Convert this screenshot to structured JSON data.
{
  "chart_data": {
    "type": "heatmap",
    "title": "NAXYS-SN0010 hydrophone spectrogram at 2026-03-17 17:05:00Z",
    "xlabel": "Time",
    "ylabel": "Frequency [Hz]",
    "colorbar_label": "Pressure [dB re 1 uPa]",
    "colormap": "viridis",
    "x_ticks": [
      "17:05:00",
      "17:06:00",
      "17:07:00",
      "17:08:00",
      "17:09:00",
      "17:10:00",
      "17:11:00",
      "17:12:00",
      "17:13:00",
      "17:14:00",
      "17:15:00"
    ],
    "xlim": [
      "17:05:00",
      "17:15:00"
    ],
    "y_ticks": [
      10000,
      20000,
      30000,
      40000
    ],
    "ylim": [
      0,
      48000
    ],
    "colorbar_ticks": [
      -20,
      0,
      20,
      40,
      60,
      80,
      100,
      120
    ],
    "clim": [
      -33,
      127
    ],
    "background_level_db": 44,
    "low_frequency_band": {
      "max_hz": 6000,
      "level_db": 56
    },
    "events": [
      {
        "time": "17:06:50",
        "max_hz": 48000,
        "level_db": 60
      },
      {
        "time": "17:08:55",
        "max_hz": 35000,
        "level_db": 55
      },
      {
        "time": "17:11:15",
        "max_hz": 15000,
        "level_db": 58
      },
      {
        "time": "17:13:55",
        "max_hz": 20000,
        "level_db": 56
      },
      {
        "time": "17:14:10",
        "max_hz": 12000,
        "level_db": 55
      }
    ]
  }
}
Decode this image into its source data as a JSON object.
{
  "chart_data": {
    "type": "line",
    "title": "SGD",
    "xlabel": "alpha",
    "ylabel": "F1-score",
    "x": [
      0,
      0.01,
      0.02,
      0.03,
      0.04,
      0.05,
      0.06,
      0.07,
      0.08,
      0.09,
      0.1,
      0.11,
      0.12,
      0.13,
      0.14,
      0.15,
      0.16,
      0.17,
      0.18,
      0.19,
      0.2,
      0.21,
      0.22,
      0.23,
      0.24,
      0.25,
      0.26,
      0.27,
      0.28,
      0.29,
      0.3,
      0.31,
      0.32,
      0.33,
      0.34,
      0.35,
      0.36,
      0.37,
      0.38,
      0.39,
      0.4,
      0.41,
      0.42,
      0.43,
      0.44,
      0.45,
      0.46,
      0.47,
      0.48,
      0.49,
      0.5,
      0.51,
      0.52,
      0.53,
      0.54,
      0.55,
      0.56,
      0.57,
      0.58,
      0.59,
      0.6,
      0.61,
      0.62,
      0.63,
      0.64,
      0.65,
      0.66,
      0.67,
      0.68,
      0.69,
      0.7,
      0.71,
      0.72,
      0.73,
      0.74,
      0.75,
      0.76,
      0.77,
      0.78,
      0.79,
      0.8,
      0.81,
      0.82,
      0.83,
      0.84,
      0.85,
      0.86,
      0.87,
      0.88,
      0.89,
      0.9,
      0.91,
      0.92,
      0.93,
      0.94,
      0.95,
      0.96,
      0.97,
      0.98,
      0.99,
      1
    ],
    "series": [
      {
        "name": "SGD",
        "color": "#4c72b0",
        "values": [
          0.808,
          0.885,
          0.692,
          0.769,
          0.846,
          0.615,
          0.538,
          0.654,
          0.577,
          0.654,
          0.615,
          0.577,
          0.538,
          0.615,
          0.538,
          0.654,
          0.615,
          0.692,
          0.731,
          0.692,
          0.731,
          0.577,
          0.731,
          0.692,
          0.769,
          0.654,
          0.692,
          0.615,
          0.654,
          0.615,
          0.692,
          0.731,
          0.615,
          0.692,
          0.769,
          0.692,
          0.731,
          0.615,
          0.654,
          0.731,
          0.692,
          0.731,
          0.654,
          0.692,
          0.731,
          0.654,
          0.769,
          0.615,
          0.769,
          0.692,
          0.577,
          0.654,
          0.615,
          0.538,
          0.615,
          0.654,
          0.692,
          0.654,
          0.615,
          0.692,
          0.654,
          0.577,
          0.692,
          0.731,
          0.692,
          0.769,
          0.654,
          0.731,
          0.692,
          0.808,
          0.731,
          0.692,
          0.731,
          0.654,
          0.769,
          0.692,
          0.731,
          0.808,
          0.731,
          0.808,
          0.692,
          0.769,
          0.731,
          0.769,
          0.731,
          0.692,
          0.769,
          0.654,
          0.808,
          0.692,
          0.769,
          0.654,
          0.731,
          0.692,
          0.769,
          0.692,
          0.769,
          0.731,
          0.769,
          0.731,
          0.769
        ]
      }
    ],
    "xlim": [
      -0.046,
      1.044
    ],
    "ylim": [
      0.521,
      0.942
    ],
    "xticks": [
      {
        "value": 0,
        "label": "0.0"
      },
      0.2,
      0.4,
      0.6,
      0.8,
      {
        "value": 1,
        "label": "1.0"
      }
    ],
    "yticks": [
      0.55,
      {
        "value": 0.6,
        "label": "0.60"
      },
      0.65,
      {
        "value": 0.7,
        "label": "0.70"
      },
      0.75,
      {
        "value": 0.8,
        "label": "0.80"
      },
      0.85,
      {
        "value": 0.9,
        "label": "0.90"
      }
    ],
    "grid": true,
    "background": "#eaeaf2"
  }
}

+---+

§ REQUIRED WORK: Quote each line of the listing above exactly.

§ ANSWER TO THIS PROBLEM:
Convert this screenshot to structured JSON data.
{
  "chart_data": {
    "type": "heatmap",
    "title": "NAXYS-SN0010 hydrophone spectrogram at 2026-03-17 17:05:00Z",
    "xlabel": "Time",
    "ylabel": "Frequency [Hz]",
    "colorbar_label": "Pressure [dB re 1 uPa]",
    "colormap": "viridis",
    "x_ticks": [
      "17:05:00",
      "17:06:00",
      "17:07:00",
      "17:08:00",
      "17:09:00",
      "17:10:00",
      "17:11:00",
      "17:12:00",
      "17:13:00",
      "17:14:00",
      "17:15:00"
    ],
    "xlim": [
      "17:05:00",
      "17:15:00"
    ],
    "y_ticks": [
      10000,
      20000,
      30000,
      40000
    ],
    "ylim": [
      0,
      48000
    ],
    "colorbar_ticks": [
      -20,
      0,
      20,
      40,
      60,
      80,
      100,
      120
    ],
    "clim": [
      -33,
      127
    ],
    "background_level_db": 44,
    "low_frequency_band": {
      "max_hz": 6000,
      "level_db": 56
    },
    "events": [
      {
        "time": "17:06:50",
        "max_hz": 48000,
        "level_db": 60
      },
      {
        "time": "17:08:55",
        "max_hz": 35000,
        "level_db": 55
      },
      {
        "time": "17:11:15",
        "max_hz": 15000,
        "level_db": 58
      },
      {
        "time": "17:13:55",
        "max_hz": 20000,
        "level_db": 56
      },
      {
        "time": "17:14:10",
        "max_hz": 12000,
        "level_db": 55
      }
    ]
  }
}
Decode this image into its source data as a JSON object.
{
  "chart_data": {
    "type": "line",
    "title": "SGD",
    "xlabel": "alpha",
    "ylabel": "F1-score",
    "x": [
      0,
      0.01,
      0.02,
      0.03,
      0.04,
      0.05,
      0.06,
      0.07,
      0.08,
      0.09,
      0.1,
      0.11,
      0.12,
      0.13,
      0.14,
      0.15,
      0.16,
      0.17,
      0.18,
      0.19,
      0.2,
      0.21,
      0.22,
      0.23,
      0.24,
      0.25,
      0.26,
      0.27,
      0.28,
      0.29,
      0.3,
      0.31,
      0.32,
      0.33,
      0.34,
      0.35,
      0.36,
      0.37,
      0.38,
      0.39,
      0.4,
      0.41,
      0.42,
      0.43,
      0.44,
      0.45,
      0.46,
      0.47,
      0.48,
      0.49,
      0.5,
      0.51,
      0.52,
      0.53,
      0.54,
      0.55,
      0.56,
      0.57,
      0.58,
      0.59,
      0.6,
      0.61,
      0.62,
      0.63,
      0.64,
      0.65,
      0.66,
      0.67,
      0.68,
      0.69,
      0.7,
      0.71,
      0.72,
      0.73,
      0.74,
      0.75,
      0.76,
      0.77,
      0.78,
      0.79,
      0.8,
      0.81,
      0.82,
      0.83,
      0.84,
      0.85,
      0.86,
      0.87,
      0.88,
      0.89,
      0.9,
      0.91,
      0.92,
      0.93,
      0.94,
      0.95,
      0.96,
      0.97,
      0.98,
      0.99,
      1
    ],
    "series": [
      {
        "name": "SGD",
        "color": "#4c72b0",
        "values": [
          0.808,
          0.885,
          0.692,
          0.769,
          0.846,
          0.615,
          0.538,
          0.654,
          0.577,
          0.654,
          0.615,
          0.577,
          0.538,
          0.615,
          0.538,
          0.654,
          0.615,
          0.692,
          0.731,
          0.692,
          0.731,
          0.577,
          0.731,
          0.692,
          0.769,
          0.654,
          0.692,
          0.615,
          0.654,
          0.615,
          0.692,
          0.731,
          0.615,
          0.692,
          0.769,
          0.692,
          0.731,
          0.615,
          0.654,
          0.731,
          0.692,
          0.731,
          0.654,
          0.692,
          0.731,
          0.654,
          0.769,
          0.615,
          0.769,
          0.692,
          0.577,
          0.654,
          0.615,
          0.538,
          0.615,
          0.654,
          0.692,
          0.654,
          0.615,
          0.692,
          0.654,
          0.577,
          0.692,
          0.731,
          0.692,
          0.769,
          0.654,
          0.731,
          0.692,
          0.808,
          0.731,
          0.692,
          0.731,
          0.654,
          0.769,
          0.692,
          0.731,
          0.808,
          0.731,
          0.808,
          0.692,
          0.769,
          0.731,
          0.769,
          0.731,
          0.692,
          0.769,
          0.654,
          0.808,
          0.692,
          0.769,
          0.654,
          0.731,
          0.692,
          0.769,
          0.692,
          0.769,
          0.731,
          0.769,
          0.731,
          0.769
        ]
      }
    ],
    "xlim": [
      -0.046,
      1.044
    ],
    "ylim": [
      0.521,
      0.942
    ],
    "xticks": [
      {
        "value": 0,
        "label": "0.0"
      },
      0.2,
      0.4,
      0.6,
      0.8,
      {
        "value": 1,
        "label": "1.0"
      }
    ],
    "yticks": [
      0.55,
      {
        "value": 0.6,
        "label": "0.60"
      },
      0.65,
      {
        "value": 0.7,
        "label": "0.70"
      },
      0.75,
      {
        "value": 0.8,
        "label": "0.80"
      },
      0.85,
      {
        "value": 0.9,
        "label": "0.90"
      }
    ],
    "grid": true,
    "background": "#eaeaf2"
  }
}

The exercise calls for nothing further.